* GOAL
Transcribe each line of the material as it is, and drop any picture.

(Stored entries)
※

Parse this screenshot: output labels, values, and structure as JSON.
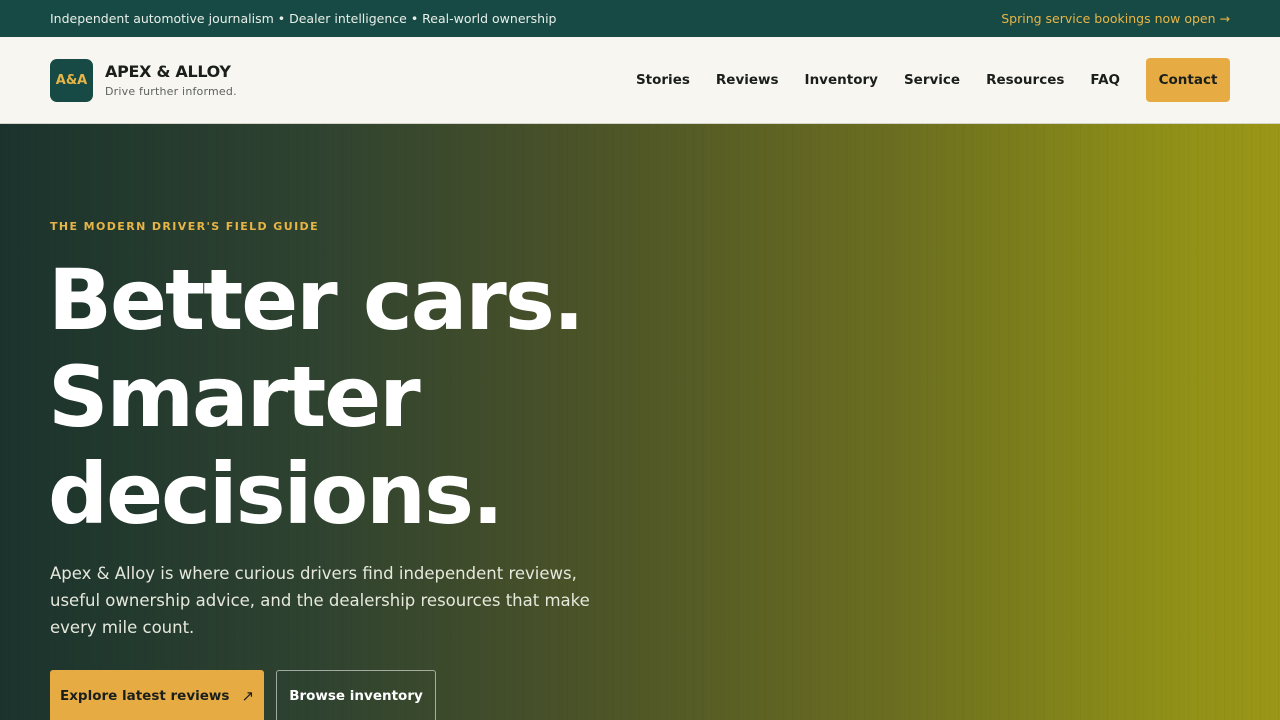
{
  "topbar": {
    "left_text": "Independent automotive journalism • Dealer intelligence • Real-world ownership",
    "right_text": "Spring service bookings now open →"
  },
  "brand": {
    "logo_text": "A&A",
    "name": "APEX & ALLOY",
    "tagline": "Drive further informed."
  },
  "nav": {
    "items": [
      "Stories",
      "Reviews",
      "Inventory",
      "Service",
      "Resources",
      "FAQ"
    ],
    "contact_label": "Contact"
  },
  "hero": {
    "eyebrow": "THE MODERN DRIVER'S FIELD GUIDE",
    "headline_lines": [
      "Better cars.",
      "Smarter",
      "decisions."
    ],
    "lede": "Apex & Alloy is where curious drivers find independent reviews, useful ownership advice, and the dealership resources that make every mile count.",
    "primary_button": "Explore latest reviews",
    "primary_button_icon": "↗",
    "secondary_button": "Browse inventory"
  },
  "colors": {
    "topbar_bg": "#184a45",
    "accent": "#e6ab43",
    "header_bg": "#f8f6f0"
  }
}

※

* WORKED SOLUTION
Parse this screenshot: output labels, values, and structure as JSON.
{
  "topbar": {
    "left_text": "Independent automotive journalism • Dealer intelligence • Real-world ownership",
    "right_text": "Spring service bookings now open →"
  },
  "brand": {
    "logo_text": "A&A",
    "name": "APEX & ALLOY",
    "tagline": "Drive further informed."
  },
  "nav": {
    "items": [
      "Stories",
      "Reviews",
      "Inventory",
      "Service",
      "Resources",
      "FAQ"
    ],
    "contact_label": "Contact"
  },
  "hero": {
    "eyebrow": "THE MODERN DRIVER'S FIELD GUIDE",
    "headline_lines": [
      "Better cars.",
      "Smarter",
      "decisions."
    ],
    "lede": "Apex & Alloy is where curious drivers find independent reviews, useful ownership advice, and the dealership resources that make every mile count.",
    "primary_button": "Explore latest reviews",
    "primary_button_icon": "↗",
    "secondary_button": "Browse inventory"
  },
  "colors": {
    "topbar_bg": "#184a45",
    "accent": "#e6ab43",
    "header_bg": "#f8f6f0"
  }
}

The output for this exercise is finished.